Task goal ▸ Copy out every line exactly as given.

Task material ▸

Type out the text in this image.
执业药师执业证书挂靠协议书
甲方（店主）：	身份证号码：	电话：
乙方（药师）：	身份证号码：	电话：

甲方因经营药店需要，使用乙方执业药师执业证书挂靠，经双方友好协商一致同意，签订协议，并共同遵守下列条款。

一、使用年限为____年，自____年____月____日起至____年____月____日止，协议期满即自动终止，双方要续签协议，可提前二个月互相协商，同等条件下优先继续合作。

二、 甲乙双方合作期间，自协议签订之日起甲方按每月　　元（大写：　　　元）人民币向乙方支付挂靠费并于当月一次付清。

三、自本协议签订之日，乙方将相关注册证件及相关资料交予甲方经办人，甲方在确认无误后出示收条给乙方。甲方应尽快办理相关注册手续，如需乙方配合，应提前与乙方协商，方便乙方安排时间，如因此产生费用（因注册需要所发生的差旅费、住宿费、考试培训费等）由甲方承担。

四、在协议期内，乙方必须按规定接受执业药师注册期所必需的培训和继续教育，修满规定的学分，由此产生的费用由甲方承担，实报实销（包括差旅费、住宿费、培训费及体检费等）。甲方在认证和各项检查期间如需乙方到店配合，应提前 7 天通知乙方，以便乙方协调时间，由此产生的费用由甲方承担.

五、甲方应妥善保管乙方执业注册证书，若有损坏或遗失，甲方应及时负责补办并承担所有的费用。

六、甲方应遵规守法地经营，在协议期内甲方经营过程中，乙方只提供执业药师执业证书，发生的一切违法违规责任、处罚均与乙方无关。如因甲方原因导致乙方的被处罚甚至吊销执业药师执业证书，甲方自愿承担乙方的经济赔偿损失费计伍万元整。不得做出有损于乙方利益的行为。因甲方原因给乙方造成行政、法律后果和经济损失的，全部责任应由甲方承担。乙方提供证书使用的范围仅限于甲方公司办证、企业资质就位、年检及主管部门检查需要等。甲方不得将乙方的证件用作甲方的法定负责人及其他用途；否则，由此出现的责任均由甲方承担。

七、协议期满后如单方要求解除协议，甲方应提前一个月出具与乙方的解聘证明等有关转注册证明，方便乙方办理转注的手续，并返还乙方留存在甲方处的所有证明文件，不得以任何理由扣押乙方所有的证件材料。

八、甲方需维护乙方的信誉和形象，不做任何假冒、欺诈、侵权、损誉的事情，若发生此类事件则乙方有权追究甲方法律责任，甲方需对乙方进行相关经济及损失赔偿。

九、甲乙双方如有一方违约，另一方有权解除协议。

The solution ▸
Type out the text in this image.
执业药师执业证书挂靠协议书
甲方（店主）：	身份证号码：	电话：
乙方（药师）：	身份证号码：	电话：

甲方因经营药店需要，使用乙方执业药师执业证书挂靠，经双方友好协商一致同意，签订协议，并共同遵守下列条款。

一、使用年限为____年，自____年____月____日起至____年____月____日止，协议期满即自动终止，双方要续签协议，可提前二个月互相协商，同等条件下优先继续合作。

二、 甲乙双方合作期间，自协议签订之日起甲方按每月　　元（大写：　　　元）人民币向乙方支付挂靠费并于当月一次付清。

三、自本协议签订之日，乙方将相关注册证件及相关资料交予甲方经办人，甲方在确认无误后出示收条给乙方。甲方应尽快办理相关注册手续，如需乙方配合，应提前与乙方协商，方便乙方安排时间，如因此产生费用（因注册需要所发生的差旅费、住宿费、考试培训费等）由甲方承担。

四、在协议期内，乙方必须按规定接受执业药师注册期所必需的培训和继续教育，修满规定的学分，由此产生的费用由甲方承担，实报实销（包括差旅费、住宿费、培训费及体检费等）。甲方在认证和各项检查期间如需乙方到店配合，应提前 7 天通知乙方，以便乙方协调时间，由此产生的费用由甲方承担.

五、甲方应妥善保管乙方执业注册证书，若有损坏或遗失，甲方应及时负责补办并承担所有的费用。

六、甲方应遵规守法地经营，在协议期内甲方经营过程中，乙方只提供执业药师执业证书，发生的一切违法违规责任、处罚均与乙方无关。如因甲方原因导致乙方的被处罚甚至吊销执业药师执业证书，甲方自愿承担乙方的经济赔偿损失费计伍万元整。不得做出有损于乙方利益的行为。因甲方原因给乙方造成行政、法律后果和经济损失的，全部责任应由甲方承担。乙方提供证书使用的范围仅限于甲方公司办证、企业资质就位、年检及主管部门检查需要等。甲方不得将乙方的证件用作甲方的法定负责人及其他用途；否则，由此出现的责任均由甲方承担。

七、协议期满后如单方要求解除协议，甲方应提前一个月出具与乙方的解聘证明等有关转注册证明，方便乙方办理转注的手续，并返还乙方留存在甲方处的所有证明文件，不得以任何理由扣押乙方所有的证件材料。

八、甲方需维护乙方的信誉和形象，不做任何假冒、欺诈、侵权、损誉的事情，若发生此类事件则乙方有权追究甲方法律责任，甲方需对乙方进行相关经济及损失赔偿。

九、甲乙双方如有一方违约，另一方有权解除协议。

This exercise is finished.